[START OF Task data]
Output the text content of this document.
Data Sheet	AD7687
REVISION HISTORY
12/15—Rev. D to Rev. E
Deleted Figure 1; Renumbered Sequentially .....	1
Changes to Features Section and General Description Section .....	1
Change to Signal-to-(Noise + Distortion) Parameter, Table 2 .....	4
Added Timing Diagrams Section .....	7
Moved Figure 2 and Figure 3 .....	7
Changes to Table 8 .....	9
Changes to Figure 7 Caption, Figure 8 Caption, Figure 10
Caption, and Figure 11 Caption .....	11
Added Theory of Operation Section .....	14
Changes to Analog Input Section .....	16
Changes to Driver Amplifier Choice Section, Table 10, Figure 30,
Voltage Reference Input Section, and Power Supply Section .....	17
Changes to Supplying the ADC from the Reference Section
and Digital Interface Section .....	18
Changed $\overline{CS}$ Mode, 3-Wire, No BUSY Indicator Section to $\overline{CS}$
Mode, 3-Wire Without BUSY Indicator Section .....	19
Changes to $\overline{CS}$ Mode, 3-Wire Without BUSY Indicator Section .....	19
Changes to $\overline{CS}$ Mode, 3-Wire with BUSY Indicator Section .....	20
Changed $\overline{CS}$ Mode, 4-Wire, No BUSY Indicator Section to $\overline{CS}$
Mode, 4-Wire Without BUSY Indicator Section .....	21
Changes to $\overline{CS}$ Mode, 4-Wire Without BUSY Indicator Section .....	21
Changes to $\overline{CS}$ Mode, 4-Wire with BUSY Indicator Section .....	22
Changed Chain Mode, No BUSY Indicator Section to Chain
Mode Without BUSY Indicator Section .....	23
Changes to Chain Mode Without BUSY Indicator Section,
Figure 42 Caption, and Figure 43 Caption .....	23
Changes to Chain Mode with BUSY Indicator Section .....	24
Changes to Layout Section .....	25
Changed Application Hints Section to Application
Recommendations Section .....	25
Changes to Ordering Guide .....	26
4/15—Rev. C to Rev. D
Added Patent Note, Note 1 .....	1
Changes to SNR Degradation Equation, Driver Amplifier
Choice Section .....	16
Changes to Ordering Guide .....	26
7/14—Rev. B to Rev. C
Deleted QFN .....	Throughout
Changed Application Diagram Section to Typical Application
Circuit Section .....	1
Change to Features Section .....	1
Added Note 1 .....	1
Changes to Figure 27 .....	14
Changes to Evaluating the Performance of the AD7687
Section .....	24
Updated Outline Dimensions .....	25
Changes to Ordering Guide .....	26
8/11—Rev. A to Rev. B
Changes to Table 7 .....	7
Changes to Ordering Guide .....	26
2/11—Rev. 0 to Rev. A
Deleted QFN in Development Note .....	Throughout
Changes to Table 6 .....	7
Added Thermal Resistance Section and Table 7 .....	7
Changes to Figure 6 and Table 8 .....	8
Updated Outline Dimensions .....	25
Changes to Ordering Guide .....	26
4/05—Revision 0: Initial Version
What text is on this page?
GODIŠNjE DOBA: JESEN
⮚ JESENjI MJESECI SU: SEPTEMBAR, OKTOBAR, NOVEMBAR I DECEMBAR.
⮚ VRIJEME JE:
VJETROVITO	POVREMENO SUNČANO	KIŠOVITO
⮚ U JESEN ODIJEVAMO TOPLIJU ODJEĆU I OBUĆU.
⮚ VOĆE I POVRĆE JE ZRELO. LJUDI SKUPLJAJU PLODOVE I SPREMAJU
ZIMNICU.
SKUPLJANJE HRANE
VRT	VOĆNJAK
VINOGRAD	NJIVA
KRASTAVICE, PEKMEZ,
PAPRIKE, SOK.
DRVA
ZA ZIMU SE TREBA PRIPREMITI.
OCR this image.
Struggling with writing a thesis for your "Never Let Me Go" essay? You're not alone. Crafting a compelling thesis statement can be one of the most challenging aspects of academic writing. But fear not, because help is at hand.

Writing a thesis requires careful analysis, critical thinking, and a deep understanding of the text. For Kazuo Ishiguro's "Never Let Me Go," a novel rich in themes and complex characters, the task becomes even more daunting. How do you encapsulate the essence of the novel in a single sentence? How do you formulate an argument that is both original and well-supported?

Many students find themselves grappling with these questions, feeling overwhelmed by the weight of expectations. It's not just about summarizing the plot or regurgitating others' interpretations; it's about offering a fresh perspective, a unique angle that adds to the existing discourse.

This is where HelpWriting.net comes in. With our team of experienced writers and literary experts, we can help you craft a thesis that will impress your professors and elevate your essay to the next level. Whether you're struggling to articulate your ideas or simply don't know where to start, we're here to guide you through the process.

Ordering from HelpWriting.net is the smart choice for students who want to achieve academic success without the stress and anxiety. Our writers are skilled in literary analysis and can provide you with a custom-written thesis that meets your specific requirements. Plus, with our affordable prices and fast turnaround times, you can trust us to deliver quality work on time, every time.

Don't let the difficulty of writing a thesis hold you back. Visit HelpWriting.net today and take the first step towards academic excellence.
[END OF Task data]
Every record above needs to be repeated word for word.

Output the text content of this document.
Data Sheet	AD7687
REVISION HISTORY
12/15—Rev. D to Rev. E
Deleted Figure 1; Renumbered Sequentially .....	1
Changes to Features Section and General Description Section .....	1
Change to Signal-to-(Noise + Distortion) Parameter, Table 2 .....	4
Added Timing Diagrams Section .....	7
Moved Figure 2 and Figure 3 .....	7
Changes to Table 8 .....	9
Changes to Figure 7 Caption, Figure 8 Caption, Figure 10
Caption, and Figure 11 Caption .....	11
Added Theory of Operation Section .....	14
Changes to Analog Input Section .....	16
Changes to Driver Amplifier Choice Section, Table 10, Figure 30,
Voltage Reference Input Section, and Power Supply Section .....	17
Changes to Supplying the ADC from the Reference Section
and Digital Interface Section .....	18
Changed $\overline{CS}$ Mode, 3-Wire, No BUSY Indicator Section to $\overline{CS}$
Mode, 3-Wire Without BUSY Indicator Section .....	19
Changes to $\overline{CS}$ Mode, 3-Wire Without BUSY Indicator Section .....	19
Changes to $\overline{CS}$ Mode, 3-Wire with BUSY Indicator Section .....	20
Changed $\overline{CS}$ Mode, 4-Wire, No BUSY Indicator Section to $\overline{CS}$
Mode, 4-Wire Without BUSY Indicator Section .....	21
Changes to $\overline{CS}$ Mode, 4-Wire Without BUSY Indicator Section .....	21
Changes to $\overline{CS}$ Mode, 4-Wire with BUSY Indicator Section .....	22
Changed Chain Mode, No BUSY Indicator Section to Chain
Mode Without BUSY Indicator Section .....	23
Changes to Chain Mode Without BUSY Indicator Section,
Figure 42 Caption, and Figure 43 Caption .....	23
Changes to Chain Mode with BUSY Indicator Section .....	24
Changes to Layout Section .....	25
Changed Application Hints Section to Application
Recommendations Section .....	25
Changes to Ordering Guide .....	26
4/15—Rev. C to Rev. D
Added Patent Note, Note 1 .....	1
Changes to SNR Degradation Equation, Driver Amplifier
Choice Section .....	16
Changes to Ordering Guide .....	26
7/14—Rev. B to Rev. C
Deleted QFN .....	Throughout
Changed Application Diagram Section to Typical Application
Circuit Section .....	1
Change to Features Section .....	1
Added Note 1 .....	1
Changes to Figure 27 .....	14
Changes to Evaluating the Performance of the AD7687
Section .....	24
Updated Outline Dimensions .....	25
Changes to Ordering Guide .....	26
8/11—Rev. A to Rev. B
Changes to Table 7 .....	7
Changes to Ordering Guide .....	26
2/11—Rev. 0 to Rev. A
Deleted QFN in Development Note .....	Throughout
Changes to Table 6 .....	7
Added Thermal Resistance Section and Table 7 .....	7
Changes to Figure 6 and Table 8 .....	8
Updated Outline Dimensions .....	25
Changes to Ordering Guide .....	26
4/05—Revision 0: Initial Version
What text is on this page?
GODIŠNjE DOBA: JESEN
⮚ JESENjI MJESECI SU: SEPTEMBAR, OKTOBAR, NOVEMBAR I DECEMBAR.
⮚ VRIJEME JE:
VJETROVITO	POVREMENO SUNČANO	KIŠOVITO
⮚ U JESEN ODIJEVAMO TOPLIJU ODJEĆU I OBUĆU.
⮚ VOĆE I POVRĆE JE ZRELO. LJUDI SKUPLJAJU PLODOVE I SPREMAJU
ZIMNICU.
SKUPLJANJE HRANE
VRT	VOĆNJAK
VINOGRAD	NJIVA
KRASTAVICE, PEKMEZ,
PAPRIKE, SOK.
DRVA
ZA ZIMU SE TREBA PRIPREMITI.
OCR this image.
Struggling with writing a thesis for your "Never Let Me Go" essay? You're not alone. Crafting a compelling thesis statement can be one of the most challenging aspects of academic writing. But fear not, because help is at hand.

Writing a thesis requires careful analysis, critical thinking, and a deep understanding of the text. For Kazuo Ishiguro's "Never Let Me Go," a novel rich in themes and complex characters, the task becomes even more daunting. How do you encapsulate the essence of the novel in a single sentence? How do you formulate an argument that is both original and well-supported?

Many students find themselves grappling with these questions, feeling overwhelmed by the weight of expectations. It's not just about summarizing the plot or regurgitating others' interpretations; it's about offering a fresh perspective, a unique angle that adds to the existing discourse.

This is where HelpWriting.net comes in. With our team of experienced writers and literary experts, we can help you craft a thesis that will impress your professors and elevate your essay to the next level. Whether you're struggling to articulate your ideas or simply don't know where to start, we're here to guide you through the process.

Ordering from HelpWriting.net is the smart choice for students who want to achieve academic success without the stress and anxiety. Our writers are skilled in literary analysis and can provide you with a custom-written thesis that meets your specific requirements. Plus, with our affordable prices and fast turnaround times, you can trust us to deliver quality work on time, every time.

Don't let the difficulty of writing a thesis hold you back. Visit HelpWriting.net today and take the first step towards academic excellence.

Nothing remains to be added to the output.